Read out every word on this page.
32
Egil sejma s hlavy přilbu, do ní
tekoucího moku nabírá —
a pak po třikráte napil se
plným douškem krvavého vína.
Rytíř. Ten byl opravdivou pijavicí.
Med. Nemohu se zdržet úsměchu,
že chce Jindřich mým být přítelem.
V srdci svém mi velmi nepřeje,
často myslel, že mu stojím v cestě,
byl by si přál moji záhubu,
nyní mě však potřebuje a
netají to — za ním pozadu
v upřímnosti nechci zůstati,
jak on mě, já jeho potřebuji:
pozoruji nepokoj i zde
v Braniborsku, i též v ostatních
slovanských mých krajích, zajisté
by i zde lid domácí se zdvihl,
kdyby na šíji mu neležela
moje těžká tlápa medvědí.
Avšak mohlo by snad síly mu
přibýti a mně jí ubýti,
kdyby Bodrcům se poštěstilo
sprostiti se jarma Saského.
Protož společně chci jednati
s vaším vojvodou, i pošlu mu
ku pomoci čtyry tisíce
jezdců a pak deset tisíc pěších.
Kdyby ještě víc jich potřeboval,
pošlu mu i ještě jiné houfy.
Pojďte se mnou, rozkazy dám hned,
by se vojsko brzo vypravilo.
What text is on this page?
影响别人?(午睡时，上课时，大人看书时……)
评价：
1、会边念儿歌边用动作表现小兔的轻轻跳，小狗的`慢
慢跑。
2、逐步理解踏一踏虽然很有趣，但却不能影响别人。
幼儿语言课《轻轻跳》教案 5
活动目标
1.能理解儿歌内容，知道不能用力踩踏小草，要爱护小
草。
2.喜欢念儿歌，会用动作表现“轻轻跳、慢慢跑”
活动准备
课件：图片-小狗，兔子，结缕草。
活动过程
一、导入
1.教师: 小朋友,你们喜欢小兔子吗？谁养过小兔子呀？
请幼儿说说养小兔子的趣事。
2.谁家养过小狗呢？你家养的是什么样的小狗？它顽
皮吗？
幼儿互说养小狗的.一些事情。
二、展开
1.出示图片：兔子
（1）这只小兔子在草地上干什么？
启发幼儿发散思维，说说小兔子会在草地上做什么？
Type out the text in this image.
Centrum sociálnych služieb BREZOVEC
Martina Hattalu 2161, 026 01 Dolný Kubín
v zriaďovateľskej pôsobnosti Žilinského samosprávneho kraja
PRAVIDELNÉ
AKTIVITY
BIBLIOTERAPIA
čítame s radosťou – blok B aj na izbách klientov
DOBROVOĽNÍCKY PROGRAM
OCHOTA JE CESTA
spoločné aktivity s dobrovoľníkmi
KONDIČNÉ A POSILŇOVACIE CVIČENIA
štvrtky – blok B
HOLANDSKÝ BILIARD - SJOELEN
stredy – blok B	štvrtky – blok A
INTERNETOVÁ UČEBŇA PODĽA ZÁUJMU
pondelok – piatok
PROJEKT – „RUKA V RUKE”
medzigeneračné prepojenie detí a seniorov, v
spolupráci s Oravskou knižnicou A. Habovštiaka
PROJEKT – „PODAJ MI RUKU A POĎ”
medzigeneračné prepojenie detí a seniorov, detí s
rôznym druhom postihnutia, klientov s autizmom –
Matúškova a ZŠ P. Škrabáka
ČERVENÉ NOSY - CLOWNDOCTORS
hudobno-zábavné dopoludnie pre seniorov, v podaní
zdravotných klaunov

The request - Review the preceding data and report every line that includes the string "text".

Output for this exercise -
What text is on this page?
Type out the text in this image.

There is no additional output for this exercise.